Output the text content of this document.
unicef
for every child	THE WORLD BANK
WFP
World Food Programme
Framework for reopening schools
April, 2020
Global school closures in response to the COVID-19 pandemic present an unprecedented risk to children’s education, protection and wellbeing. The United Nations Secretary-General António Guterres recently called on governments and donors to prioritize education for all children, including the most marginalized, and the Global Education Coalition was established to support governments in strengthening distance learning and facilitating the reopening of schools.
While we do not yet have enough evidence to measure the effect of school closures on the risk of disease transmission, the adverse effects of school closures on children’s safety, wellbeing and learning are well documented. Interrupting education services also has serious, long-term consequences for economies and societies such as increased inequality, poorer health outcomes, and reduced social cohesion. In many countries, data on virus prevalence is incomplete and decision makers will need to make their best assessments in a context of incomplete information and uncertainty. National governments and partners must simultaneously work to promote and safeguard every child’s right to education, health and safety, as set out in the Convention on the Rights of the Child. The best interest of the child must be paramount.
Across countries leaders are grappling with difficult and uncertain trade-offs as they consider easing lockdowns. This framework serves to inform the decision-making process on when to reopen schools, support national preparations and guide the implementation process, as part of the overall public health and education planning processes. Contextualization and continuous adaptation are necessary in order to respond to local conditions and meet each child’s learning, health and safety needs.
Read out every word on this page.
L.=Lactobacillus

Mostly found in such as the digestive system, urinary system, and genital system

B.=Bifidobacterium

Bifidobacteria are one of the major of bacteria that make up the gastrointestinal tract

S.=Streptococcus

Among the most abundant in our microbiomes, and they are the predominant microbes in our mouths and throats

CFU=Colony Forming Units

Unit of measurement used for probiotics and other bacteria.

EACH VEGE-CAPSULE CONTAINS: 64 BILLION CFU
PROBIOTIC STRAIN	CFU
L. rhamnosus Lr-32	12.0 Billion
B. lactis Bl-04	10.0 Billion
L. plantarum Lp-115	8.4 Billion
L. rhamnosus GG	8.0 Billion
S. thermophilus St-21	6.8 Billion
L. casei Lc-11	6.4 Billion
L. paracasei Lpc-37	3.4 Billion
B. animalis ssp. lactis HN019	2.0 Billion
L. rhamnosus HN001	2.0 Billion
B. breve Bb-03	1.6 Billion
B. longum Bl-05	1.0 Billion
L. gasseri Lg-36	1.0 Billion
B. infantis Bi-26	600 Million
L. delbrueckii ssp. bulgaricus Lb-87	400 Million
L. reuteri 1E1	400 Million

◇ ◇ ◇ ◇

WHAT IS REQUIRED —
Only the lines from the one containing "Read out every word on this page." through the last line of the material should be returned, each one exactly as written.

OUTPUT —
Read out every word on this page.
L.=Lactobacillus

Mostly found in such as the digestive system, urinary system, and genital system

B.=Bifidobacterium

Bifidobacteria are one of the major of bacteria that make up the gastrointestinal tract

S.=Streptococcus

Among the most abundant in our microbiomes, and they are the predominant microbes in our mouths and throats

CFU=Colony Forming Units

Unit of measurement used for probiotics and other bacteria.

EACH VEGE-CAPSULE CONTAINS: 64 BILLION CFU
PROBIOTIC STRAIN	CFU
L. rhamnosus Lr-32	12.0 Billion
B. lactis Bl-04	10.0 Billion
L. plantarum Lp-115	8.4 Billion
L. rhamnosus GG	8.0 Billion
S. thermophilus St-21	6.8 Billion
L. casei Lc-11	6.4 Billion
L. paracasei Lpc-37	3.4 Billion
B. animalis ssp. lactis HN019	2.0 Billion
L. rhamnosus HN001	2.0 Billion
B. breve Bb-03	1.6 Billion
B. longum Bl-05	1.0 Billion
L. gasseri Lg-36	1.0 Billion
B. infantis Bi-26	600 Million
L. delbrueckii ssp. bulgaricus Lb-87	400 Million
L. reuteri 1E1	400 Million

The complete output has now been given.